=== MATERIAL FOR THIS EXERCISE ===
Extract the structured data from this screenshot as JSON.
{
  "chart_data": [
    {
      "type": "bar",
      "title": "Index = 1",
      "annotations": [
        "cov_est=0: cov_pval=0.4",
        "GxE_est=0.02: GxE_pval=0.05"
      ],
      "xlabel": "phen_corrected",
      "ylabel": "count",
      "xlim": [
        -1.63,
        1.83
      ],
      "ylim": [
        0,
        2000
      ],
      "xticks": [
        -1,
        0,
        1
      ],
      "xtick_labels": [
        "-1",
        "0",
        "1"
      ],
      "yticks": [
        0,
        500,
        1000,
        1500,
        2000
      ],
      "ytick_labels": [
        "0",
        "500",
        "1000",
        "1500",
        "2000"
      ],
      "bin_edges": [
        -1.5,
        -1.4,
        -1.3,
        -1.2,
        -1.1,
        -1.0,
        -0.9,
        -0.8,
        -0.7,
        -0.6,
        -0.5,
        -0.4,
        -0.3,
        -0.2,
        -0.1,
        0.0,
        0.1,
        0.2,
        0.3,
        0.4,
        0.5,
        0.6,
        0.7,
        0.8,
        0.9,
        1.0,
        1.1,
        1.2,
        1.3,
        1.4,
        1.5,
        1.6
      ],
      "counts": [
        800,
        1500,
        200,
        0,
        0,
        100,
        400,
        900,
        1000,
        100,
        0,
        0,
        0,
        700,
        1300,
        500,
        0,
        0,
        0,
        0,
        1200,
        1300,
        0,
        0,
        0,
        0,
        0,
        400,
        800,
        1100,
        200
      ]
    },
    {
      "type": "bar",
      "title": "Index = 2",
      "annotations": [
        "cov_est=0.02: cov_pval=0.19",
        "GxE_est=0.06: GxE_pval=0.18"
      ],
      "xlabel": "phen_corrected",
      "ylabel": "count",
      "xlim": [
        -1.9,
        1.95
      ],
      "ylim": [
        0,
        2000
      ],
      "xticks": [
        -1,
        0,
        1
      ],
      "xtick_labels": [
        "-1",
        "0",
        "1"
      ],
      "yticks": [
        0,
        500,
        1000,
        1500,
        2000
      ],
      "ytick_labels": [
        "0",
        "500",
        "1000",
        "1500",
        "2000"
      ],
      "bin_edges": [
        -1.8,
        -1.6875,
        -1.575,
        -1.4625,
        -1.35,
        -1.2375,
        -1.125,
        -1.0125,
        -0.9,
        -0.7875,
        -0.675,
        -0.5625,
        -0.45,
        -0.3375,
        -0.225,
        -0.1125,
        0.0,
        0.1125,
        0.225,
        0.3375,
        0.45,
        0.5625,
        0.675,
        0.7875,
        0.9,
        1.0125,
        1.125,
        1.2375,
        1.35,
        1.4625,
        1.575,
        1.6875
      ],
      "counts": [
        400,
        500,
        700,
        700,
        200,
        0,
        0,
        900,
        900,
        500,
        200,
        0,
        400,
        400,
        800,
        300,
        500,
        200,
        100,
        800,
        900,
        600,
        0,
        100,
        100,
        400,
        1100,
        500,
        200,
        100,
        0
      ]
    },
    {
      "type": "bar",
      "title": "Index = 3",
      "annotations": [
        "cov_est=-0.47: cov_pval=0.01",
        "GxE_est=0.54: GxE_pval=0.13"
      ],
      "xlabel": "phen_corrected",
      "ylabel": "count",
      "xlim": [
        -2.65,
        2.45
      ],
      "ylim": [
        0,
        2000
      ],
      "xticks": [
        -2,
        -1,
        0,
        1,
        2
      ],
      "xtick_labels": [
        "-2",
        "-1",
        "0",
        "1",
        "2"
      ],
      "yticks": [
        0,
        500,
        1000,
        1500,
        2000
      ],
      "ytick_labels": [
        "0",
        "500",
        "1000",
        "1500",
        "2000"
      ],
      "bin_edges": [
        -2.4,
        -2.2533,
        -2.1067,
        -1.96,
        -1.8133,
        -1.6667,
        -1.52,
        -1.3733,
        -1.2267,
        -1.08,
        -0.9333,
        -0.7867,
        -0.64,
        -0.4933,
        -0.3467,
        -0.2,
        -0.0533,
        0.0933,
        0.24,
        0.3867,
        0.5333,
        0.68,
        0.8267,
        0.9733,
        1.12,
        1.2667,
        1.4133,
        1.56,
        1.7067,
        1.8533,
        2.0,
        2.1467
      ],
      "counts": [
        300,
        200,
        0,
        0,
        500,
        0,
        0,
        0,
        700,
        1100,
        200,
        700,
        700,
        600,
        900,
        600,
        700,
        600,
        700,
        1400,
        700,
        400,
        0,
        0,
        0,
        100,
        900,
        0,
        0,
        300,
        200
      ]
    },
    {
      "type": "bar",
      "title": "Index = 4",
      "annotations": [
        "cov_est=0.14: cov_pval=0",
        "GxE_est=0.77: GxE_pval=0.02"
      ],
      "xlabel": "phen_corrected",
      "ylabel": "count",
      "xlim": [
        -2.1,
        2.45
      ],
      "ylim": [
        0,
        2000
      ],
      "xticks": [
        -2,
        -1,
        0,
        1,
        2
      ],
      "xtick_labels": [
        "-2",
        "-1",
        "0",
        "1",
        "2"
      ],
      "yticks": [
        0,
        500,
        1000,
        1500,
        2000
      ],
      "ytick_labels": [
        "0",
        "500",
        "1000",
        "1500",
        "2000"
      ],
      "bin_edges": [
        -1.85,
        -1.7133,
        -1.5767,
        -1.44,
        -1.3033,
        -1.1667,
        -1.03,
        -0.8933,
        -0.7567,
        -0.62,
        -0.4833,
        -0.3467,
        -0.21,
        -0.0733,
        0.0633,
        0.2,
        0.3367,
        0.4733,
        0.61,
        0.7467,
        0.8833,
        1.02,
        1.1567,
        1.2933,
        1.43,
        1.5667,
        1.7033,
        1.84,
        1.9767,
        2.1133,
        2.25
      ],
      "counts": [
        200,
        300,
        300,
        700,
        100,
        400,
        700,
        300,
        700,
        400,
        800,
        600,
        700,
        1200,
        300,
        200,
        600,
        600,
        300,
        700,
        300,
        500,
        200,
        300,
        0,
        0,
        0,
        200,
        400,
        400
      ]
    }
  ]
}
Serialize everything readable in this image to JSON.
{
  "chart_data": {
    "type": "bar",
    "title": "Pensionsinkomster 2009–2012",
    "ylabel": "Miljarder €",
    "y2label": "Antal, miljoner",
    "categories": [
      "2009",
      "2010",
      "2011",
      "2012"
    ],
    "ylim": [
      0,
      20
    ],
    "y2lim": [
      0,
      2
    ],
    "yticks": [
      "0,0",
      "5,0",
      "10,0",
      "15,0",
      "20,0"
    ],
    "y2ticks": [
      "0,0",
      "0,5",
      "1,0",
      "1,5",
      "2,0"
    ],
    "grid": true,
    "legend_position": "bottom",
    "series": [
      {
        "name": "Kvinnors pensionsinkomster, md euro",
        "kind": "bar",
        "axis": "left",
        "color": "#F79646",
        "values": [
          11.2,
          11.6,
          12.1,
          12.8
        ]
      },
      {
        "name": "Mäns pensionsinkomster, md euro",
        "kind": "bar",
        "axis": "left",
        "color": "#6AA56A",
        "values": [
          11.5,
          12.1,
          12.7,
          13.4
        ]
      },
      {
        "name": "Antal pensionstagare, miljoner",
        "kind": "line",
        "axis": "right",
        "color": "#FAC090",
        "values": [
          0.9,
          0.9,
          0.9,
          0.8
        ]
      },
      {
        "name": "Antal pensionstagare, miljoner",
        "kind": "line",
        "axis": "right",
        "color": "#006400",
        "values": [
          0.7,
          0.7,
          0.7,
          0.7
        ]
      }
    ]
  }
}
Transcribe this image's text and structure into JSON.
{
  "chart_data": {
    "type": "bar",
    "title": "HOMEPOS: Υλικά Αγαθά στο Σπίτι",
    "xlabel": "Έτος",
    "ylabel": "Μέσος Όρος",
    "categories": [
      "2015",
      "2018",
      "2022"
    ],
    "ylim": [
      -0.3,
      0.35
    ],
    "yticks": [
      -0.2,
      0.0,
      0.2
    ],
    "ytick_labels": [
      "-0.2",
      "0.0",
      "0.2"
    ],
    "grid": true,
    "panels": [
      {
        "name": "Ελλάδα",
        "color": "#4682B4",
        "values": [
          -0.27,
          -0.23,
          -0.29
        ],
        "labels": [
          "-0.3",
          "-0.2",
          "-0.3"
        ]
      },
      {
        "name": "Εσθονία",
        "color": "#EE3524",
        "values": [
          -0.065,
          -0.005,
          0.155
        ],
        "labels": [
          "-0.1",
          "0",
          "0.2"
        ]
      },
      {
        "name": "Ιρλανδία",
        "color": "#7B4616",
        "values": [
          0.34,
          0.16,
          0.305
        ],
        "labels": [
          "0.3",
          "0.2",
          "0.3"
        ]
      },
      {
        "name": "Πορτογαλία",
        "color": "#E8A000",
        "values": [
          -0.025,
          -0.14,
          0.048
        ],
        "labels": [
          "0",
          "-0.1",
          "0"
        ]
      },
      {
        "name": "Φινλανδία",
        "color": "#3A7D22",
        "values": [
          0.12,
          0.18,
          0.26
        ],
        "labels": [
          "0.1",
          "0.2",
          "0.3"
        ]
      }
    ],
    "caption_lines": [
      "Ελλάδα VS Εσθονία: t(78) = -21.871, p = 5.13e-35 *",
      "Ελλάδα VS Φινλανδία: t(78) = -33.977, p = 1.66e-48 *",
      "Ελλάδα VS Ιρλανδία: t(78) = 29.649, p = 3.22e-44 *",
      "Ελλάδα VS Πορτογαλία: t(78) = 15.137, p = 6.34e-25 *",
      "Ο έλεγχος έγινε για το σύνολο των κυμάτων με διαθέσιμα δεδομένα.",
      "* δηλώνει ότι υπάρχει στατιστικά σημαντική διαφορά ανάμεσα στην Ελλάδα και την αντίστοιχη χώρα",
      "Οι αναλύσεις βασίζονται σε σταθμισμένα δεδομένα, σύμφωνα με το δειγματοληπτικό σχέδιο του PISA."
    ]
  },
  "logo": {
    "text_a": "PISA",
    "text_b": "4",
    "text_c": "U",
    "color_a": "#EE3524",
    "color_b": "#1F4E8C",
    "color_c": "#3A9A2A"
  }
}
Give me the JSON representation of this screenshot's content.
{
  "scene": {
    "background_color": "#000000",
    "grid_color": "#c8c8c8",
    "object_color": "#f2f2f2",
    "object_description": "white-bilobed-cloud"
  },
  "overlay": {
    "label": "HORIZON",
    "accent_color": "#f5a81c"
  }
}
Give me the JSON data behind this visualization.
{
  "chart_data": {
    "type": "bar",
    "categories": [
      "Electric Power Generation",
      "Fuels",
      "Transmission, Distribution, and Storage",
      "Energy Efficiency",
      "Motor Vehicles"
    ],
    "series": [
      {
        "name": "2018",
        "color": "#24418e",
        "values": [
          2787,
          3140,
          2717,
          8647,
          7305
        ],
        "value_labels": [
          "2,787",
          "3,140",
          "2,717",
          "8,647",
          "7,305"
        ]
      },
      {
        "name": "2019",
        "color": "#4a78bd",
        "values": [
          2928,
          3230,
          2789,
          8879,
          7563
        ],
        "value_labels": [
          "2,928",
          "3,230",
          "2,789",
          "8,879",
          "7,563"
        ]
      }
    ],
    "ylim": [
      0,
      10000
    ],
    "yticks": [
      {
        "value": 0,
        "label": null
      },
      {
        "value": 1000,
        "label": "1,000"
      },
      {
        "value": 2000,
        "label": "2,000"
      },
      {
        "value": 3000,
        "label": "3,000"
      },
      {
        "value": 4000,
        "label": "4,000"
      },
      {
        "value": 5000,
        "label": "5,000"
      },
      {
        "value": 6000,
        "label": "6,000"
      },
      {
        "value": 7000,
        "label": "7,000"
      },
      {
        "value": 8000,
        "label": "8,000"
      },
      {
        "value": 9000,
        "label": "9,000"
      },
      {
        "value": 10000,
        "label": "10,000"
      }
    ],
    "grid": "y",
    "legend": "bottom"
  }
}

=== WHAT THE TASK REQUIRES ===
Locate all lines in the listing above with the word "Index" and copy them.

=== SOLUTION FOR THIS TASK ===
      "title": "Index = 1",
      "title": "Index = 2",
      "title": "Index = 3",
      "title": "Index = 4",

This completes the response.